Task to complete - Extract the lines that hold the string "name".

───── Extracted information ─────

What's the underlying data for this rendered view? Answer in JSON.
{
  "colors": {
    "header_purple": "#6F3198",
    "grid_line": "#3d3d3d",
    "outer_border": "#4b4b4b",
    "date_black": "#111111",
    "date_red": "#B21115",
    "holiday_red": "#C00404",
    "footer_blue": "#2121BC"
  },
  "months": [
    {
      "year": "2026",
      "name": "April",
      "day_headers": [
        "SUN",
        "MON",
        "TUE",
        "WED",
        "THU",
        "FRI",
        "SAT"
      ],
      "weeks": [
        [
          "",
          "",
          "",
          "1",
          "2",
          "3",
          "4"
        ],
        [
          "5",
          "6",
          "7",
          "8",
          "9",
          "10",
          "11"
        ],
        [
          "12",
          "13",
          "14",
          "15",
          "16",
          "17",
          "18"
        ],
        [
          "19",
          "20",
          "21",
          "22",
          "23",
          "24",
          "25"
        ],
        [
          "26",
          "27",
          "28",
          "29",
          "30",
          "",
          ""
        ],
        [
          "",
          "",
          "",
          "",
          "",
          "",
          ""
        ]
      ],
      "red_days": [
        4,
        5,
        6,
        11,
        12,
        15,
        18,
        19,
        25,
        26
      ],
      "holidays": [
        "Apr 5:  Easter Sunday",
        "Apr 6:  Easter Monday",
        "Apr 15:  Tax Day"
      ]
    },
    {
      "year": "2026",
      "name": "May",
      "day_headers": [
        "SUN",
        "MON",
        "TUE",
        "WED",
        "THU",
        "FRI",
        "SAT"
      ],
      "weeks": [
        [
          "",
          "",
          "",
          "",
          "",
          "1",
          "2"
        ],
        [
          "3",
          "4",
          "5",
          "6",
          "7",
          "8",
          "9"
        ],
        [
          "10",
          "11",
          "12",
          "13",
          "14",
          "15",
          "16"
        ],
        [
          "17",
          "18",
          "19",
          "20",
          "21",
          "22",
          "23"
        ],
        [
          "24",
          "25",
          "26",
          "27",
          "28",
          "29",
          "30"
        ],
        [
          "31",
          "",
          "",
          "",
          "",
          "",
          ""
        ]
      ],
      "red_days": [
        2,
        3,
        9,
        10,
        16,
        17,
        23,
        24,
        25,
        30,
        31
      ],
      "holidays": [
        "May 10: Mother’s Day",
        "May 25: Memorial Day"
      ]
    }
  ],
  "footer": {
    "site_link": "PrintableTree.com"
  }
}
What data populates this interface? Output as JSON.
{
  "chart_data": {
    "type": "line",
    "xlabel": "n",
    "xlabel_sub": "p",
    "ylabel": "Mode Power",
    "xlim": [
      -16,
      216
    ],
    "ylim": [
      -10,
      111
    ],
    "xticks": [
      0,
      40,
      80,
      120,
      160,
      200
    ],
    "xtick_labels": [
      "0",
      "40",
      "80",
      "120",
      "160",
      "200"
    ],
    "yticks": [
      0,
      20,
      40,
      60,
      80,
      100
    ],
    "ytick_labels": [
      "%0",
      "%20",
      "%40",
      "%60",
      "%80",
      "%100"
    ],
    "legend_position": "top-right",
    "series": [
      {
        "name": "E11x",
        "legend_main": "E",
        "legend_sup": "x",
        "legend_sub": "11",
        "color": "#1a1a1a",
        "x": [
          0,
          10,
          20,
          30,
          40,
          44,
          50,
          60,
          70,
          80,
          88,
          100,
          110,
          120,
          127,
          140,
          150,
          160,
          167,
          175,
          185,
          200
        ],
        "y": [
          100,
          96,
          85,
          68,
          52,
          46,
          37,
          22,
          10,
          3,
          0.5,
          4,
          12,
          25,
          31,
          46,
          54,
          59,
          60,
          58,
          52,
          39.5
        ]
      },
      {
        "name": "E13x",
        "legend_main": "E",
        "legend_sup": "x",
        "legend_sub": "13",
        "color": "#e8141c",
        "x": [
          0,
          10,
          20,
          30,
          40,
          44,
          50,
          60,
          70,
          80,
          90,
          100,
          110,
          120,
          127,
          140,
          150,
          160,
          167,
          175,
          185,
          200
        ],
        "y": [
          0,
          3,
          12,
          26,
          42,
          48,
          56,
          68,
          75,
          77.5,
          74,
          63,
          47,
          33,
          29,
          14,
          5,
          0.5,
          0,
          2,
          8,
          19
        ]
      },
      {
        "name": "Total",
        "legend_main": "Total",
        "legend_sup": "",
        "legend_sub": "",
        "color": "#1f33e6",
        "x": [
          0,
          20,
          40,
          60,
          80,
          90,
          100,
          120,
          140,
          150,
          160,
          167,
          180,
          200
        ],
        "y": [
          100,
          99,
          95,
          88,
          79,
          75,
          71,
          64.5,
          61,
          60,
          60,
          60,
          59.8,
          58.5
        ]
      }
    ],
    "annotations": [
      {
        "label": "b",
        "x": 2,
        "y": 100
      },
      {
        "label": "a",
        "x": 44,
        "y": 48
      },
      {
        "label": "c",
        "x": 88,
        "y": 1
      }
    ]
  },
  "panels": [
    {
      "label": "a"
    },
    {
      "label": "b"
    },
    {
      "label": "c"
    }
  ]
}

─────

Expected output -
      "name": "April",
      "name": "May",
        "name": "E11x",
        "name": "E13x",
        "name": "Total",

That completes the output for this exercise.